### Objective
Give every entry again, unchanged, and leave its images out.
Start of Data to use
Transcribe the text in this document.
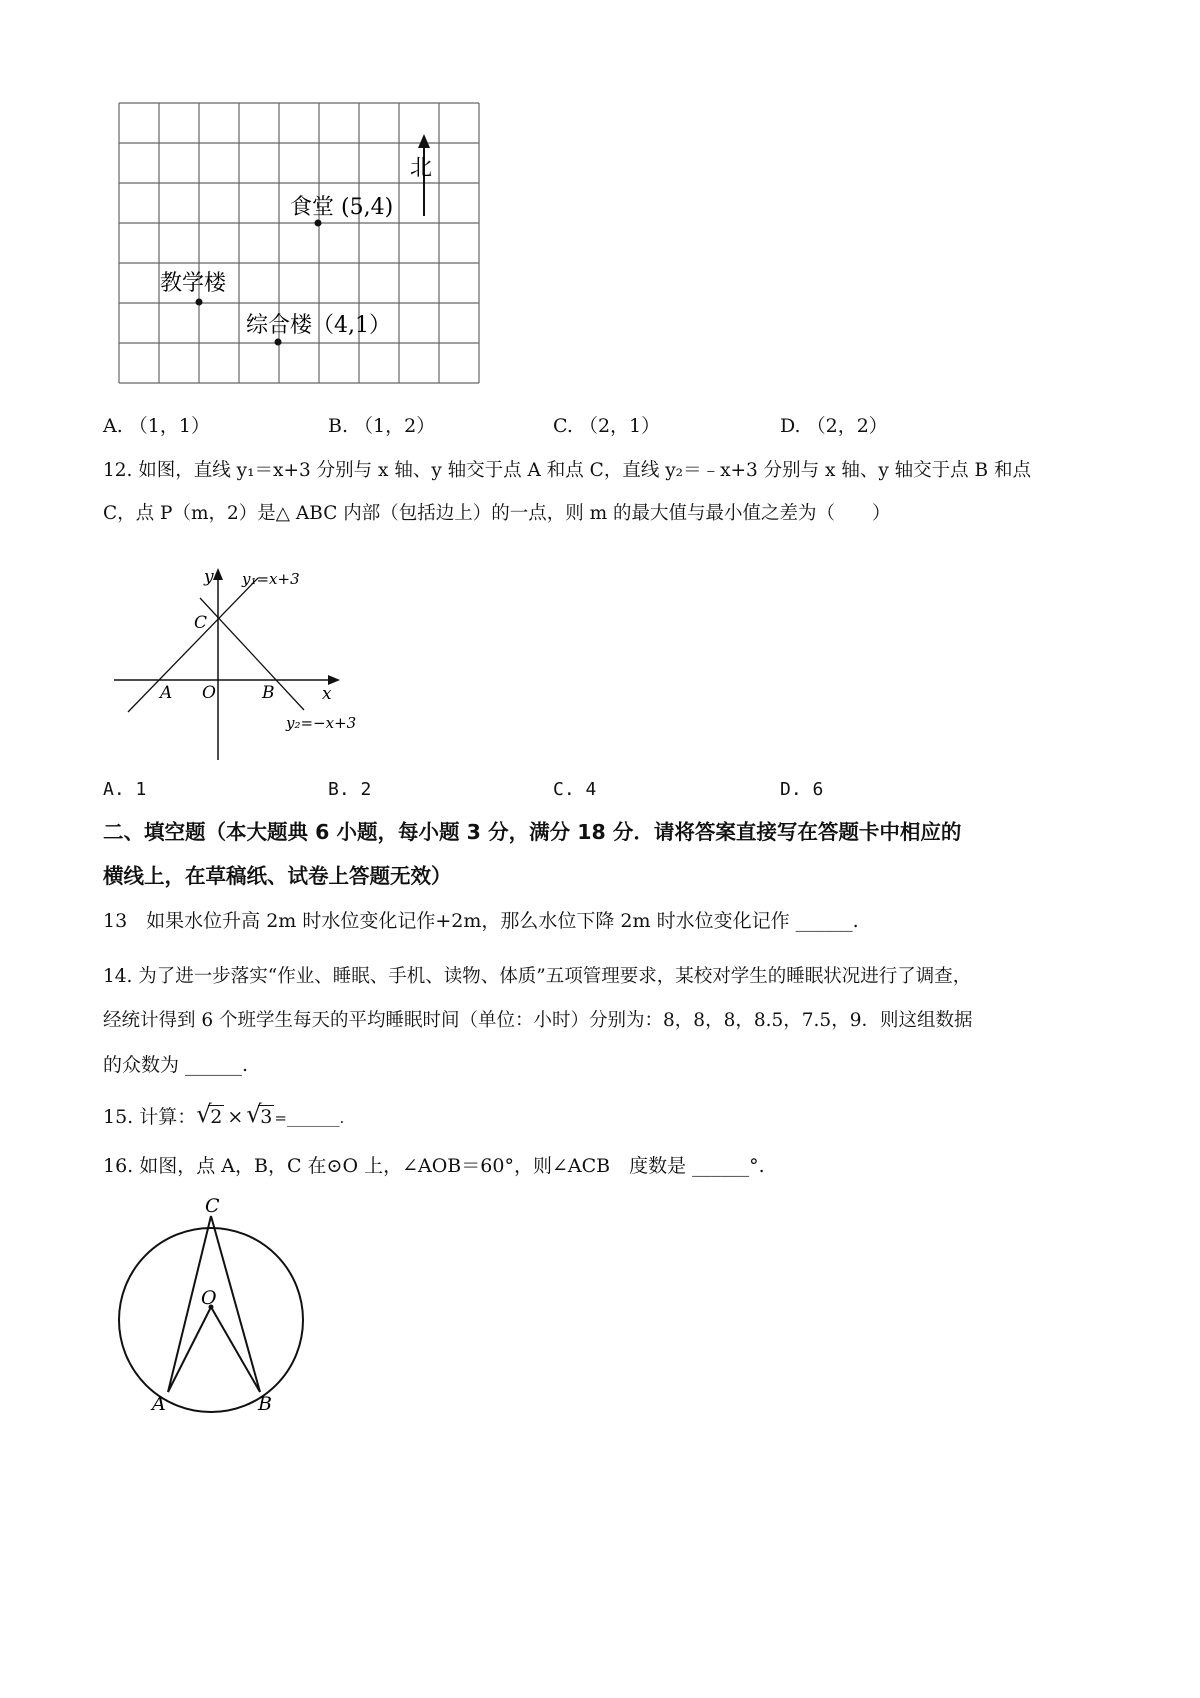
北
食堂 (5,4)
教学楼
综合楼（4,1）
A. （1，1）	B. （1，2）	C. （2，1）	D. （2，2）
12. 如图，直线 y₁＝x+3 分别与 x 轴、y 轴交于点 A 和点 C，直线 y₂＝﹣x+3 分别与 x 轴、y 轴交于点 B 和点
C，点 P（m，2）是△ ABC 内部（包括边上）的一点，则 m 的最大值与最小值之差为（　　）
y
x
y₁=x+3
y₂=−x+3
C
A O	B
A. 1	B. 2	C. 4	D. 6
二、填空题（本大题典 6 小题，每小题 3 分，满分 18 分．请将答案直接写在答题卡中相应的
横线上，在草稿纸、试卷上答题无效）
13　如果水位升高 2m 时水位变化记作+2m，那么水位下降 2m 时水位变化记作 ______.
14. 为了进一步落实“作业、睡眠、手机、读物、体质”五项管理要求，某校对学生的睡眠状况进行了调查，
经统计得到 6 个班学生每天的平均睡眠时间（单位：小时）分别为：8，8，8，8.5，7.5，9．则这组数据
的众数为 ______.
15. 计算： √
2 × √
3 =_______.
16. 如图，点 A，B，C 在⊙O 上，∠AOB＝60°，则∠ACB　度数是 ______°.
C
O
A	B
End of Data to use
### Solved exercise
Transcribe the text in this document.
北
食堂 (5,4)
教学楼
综合楼（4,1）
A. （1，1）	B. （1，2）	C. （2，1）	D. （2，2）
12. 如图，直线 y₁＝x+3 分别与 x 轴、y 轴交于点 A 和点 C，直线 y₂＝﹣x+3 分别与 x 轴、y 轴交于点 B 和点
C，点 P（m，2）是△ ABC 内部（包括边上）的一点，则 m 的最大值与最小值之差为（　　）
y
x
y₁=x+3
y₂=−x+3
C
A O	B
A. 1	B. 2	C. 4	D. 6
二、填空题（本大题典 6 小题，每小题 3 分，满分 18 分．请将答案直接写在答题卡中相应的
横线上，在草稿纸、试卷上答题无效）
13　如果水位升高 2m 时水位变化记作+2m，那么水位下降 2m 时水位变化记作 ______.
14. 为了进一步落实“作业、睡眠、手机、读物、体质”五项管理要求，某校对学生的睡眠状况进行了调查，
经统计得到 6 个班学生每天的平均睡眠时间（单位：小时）分别为：8，8，8，8.5，7.5，9．则这组数据
的众数为 ______.
15. 计算： √
2 × √
3 =_______.
16. 如图，点 A，B，C 在⊙O 上，∠AOB＝60°，则∠ACB　度数是 ______°.
C
O
A	B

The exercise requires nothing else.